(Dataset entries)
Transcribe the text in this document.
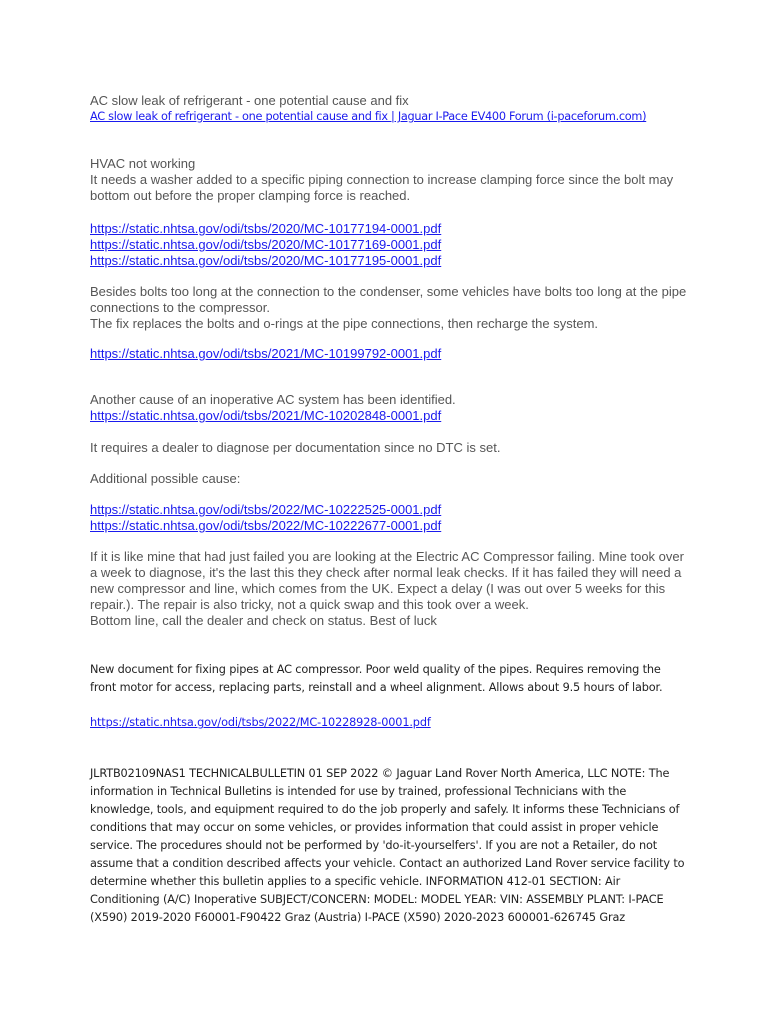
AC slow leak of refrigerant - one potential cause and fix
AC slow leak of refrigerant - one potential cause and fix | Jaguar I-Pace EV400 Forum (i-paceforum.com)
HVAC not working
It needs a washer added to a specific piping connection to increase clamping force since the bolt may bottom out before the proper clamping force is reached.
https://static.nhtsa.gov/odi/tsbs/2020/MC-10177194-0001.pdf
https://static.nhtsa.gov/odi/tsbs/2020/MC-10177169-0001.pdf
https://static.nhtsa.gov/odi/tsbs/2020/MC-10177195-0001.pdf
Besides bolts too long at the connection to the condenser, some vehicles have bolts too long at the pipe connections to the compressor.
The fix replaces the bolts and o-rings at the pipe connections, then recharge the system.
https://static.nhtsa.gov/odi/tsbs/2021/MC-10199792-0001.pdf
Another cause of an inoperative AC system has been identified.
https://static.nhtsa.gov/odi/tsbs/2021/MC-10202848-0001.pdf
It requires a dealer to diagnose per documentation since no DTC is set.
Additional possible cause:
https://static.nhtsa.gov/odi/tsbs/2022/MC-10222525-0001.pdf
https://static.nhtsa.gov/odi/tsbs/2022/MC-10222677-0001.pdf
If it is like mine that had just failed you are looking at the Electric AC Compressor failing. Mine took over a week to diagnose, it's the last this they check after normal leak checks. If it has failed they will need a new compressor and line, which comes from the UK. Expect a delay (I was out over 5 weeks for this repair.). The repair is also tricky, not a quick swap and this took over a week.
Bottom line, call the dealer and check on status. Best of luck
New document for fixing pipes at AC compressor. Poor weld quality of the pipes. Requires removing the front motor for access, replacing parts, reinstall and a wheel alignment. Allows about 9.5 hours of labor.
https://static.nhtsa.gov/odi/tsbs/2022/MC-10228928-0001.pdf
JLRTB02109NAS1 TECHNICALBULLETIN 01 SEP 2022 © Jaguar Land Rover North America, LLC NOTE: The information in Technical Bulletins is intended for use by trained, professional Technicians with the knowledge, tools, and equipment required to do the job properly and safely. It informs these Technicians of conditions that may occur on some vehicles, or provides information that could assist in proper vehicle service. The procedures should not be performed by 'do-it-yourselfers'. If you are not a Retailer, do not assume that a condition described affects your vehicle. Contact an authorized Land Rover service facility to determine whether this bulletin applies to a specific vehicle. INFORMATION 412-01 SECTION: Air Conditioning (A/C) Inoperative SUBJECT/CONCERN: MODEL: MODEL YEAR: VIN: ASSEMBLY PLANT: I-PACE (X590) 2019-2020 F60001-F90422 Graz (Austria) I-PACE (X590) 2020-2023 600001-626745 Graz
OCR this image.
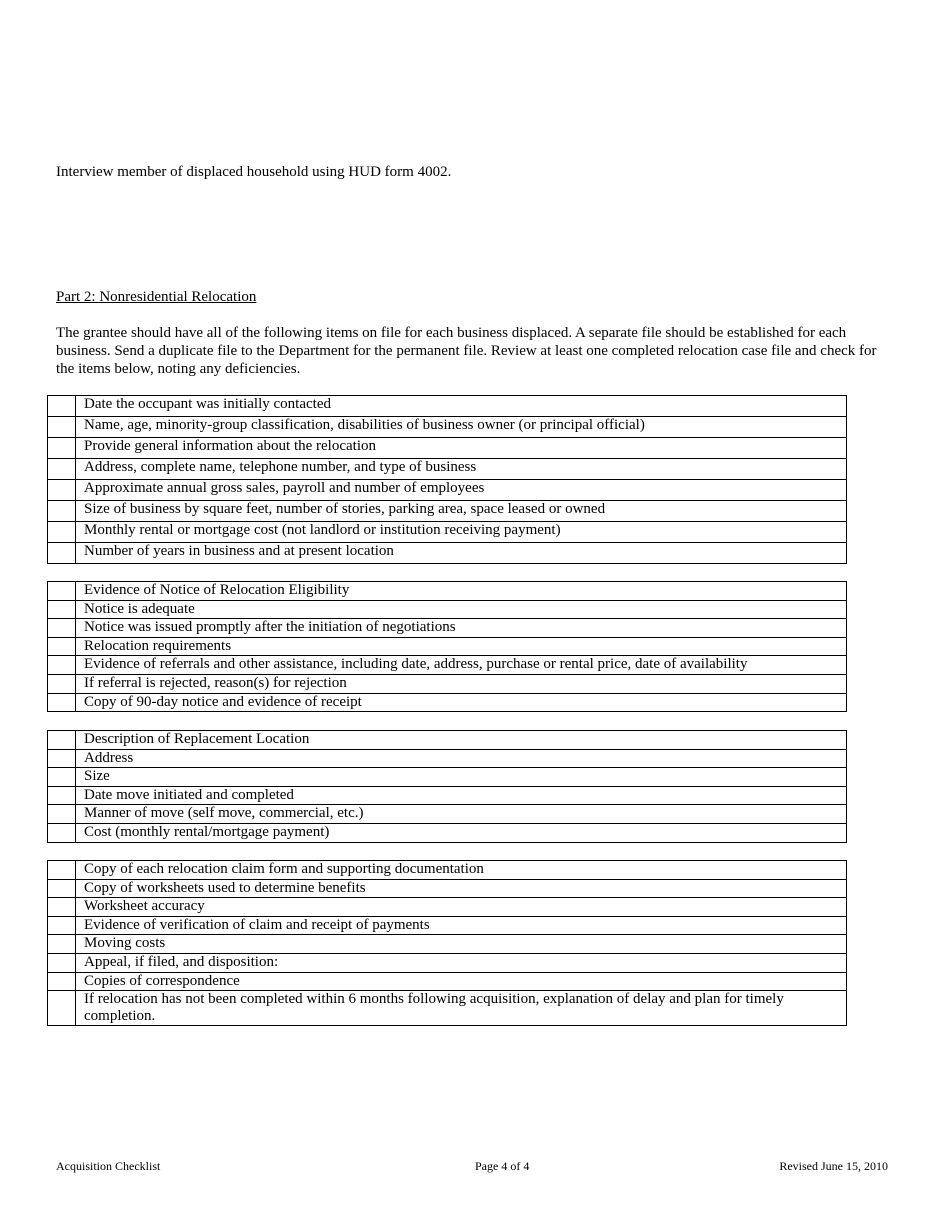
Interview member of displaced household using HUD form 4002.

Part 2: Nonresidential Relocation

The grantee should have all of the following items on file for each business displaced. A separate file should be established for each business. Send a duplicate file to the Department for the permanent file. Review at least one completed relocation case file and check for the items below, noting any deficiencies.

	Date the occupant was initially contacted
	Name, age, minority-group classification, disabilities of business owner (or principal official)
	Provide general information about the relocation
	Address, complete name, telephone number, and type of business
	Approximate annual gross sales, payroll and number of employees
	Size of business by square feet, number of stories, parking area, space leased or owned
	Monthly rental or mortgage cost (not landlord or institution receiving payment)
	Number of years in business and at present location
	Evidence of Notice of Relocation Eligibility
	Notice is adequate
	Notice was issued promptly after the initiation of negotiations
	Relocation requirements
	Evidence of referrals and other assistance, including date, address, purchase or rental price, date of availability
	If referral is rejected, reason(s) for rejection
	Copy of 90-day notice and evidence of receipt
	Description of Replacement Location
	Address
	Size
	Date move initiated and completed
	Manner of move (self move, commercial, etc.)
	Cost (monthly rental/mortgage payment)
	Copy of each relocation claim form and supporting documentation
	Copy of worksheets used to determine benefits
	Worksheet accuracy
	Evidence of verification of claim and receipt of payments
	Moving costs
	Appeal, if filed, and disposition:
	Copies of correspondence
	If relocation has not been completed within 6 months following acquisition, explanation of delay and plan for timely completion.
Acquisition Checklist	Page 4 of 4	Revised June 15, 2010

STATED PROBLEM: Your task is to transcribe all of the records precisely, with no images included.

THE OUTPUT:
Transcribe the text in this document.
AC slow leak of refrigerant - one potential cause and fix
AC slow leak of refrigerant - one potential cause and fix | Jaguar I-Pace EV400 Forum (i-paceforum.com)
HVAC not working
It needs a washer added to a specific piping connection to increase clamping force since the bolt may bottom out before the proper clamping force is reached.
https://static.nhtsa.gov/odi/tsbs/2020/MC-10177194-0001.pdf
https://static.nhtsa.gov/odi/tsbs/2020/MC-10177169-0001.pdf
https://static.nhtsa.gov/odi/tsbs/2020/MC-10177195-0001.pdf
Besides bolts too long at the connection to the condenser, some vehicles have bolts too long at the pipe connections to the compressor.
The fix replaces the bolts and o-rings at the pipe connections, then recharge the system.
https://static.nhtsa.gov/odi/tsbs/2021/MC-10199792-0001.pdf
Another cause of an inoperative AC system has been identified.
https://static.nhtsa.gov/odi/tsbs/2021/MC-10202848-0001.pdf
It requires a dealer to diagnose per documentation since no DTC is set.
Additional possible cause:
https://static.nhtsa.gov/odi/tsbs/2022/MC-10222525-0001.pdf
https://static.nhtsa.gov/odi/tsbs/2022/MC-10222677-0001.pdf
If it is like mine that had just failed you are looking at the Electric AC Compressor failing. Mine took over a week to diagnose, it's the last this they check after normal leak checks. If it has failed they will need a new compressor and line, which comes from the UK. Expect a delay (I was out over 5 weeks for this repair.). The repair is also tricky, not a quick swap and this took over a week.
Bottom line, call the dealer and check on status. Best of luck
New document for fixing pipes at AC compressor. Poor weld quality of the pipes. Requires removing the front motor for access, replacing parts, reinstall and a wheel alignment. Allows about 9.5 hours of labor.
https://static.nhtsa.gov/odi/tsbs/2022/MC-10228928-0001.pdf
JLRTB02109NAS1 TECHNICALBULLETIN 01 SEP 2022 © Jaguar Land Rover North America, LLC NOTE: The information in Technical Bulletins is intended for use by trained, professional Technicians with the knowledge, tools, and equipment required to do the job properly and safely. It informs these Technicians of conditions that may occur on some vehicles, or provides information that could assist in proper vehicle service. The procedures should not be performed by 'do-it-yourselfers'. If you are not a Retailer, do not assume that a condition described affects your vehicle. Contact an authorized Land Rover service facility to determine whether this bulletin applies to a specific vehicle. INFORMATION 412-01 SECTION: Air Conditioning (A/C) Inoperative SUBJECT/CONCERN: MODEL: MODEL YEAR: VIN: ASSEMBLY PLANT: I-PACE (X590) 2019-2020 F60001-F90422 Graz (Austria) I-PACE (X590) 2020-2023 600001-626745 Graz
OCR this image.
Interview member of displaced household using HUD form 4002.

Part 2: Nonresidential Relocation

The grantee should have all of the following items on file for each business displaced. A separate file should be established for each business. Send a duplicate file to the Department for the permanent file. Review at least one completed relocation case file and check for the items below, noting any deficiencies.

	Date the occupant was initially contacted
	Name, age, minority-group classification, disabilities of business owner (or principal official)
	Provide general information about the relocation
	Address, complete name, telephone number, and type of business
	Approximate annual gross sales, payroll and number of employees
	Size of business by square feet, number of stories, parking area, space leased or owned
	Monthly rental or mortgage cost (not landlord or institution receiving payment)
	Number of years in business and at present location
	Evidence of Notice of Relocation Eligibility
	Notice is adequate
	Notice was issued promptly after the initiation of negotiations
	Relocation requirements
	Evidence of referrals and other assistance, including date, address, purchase or rental price, date of availability
	If referral is rejected, reason(s) for rejection
	Copy of 90-day notice and evidence of receipt
	Description of Replacement Location
	Address
	Size
	Date move initiated and completed
	Manner of move (self move, commercial, etc.)
	Cost (monthly rental/mortgage payment)
	Copy of each relocation claim form and supporting documentation
	Copy of worksheets used to determine benefits
	Worksheet accuracy
	Evidence of verification of claim and receipt of payments
	Moving costs
	Appeal, if filed, and disposition:
	Copies of correspondence
	If relocation has not been completed within 6 months following acquisition, explanation of delay and plan for timely completion.
Acquisition Checklist	Page 4 of 4	Revised June 15, 2010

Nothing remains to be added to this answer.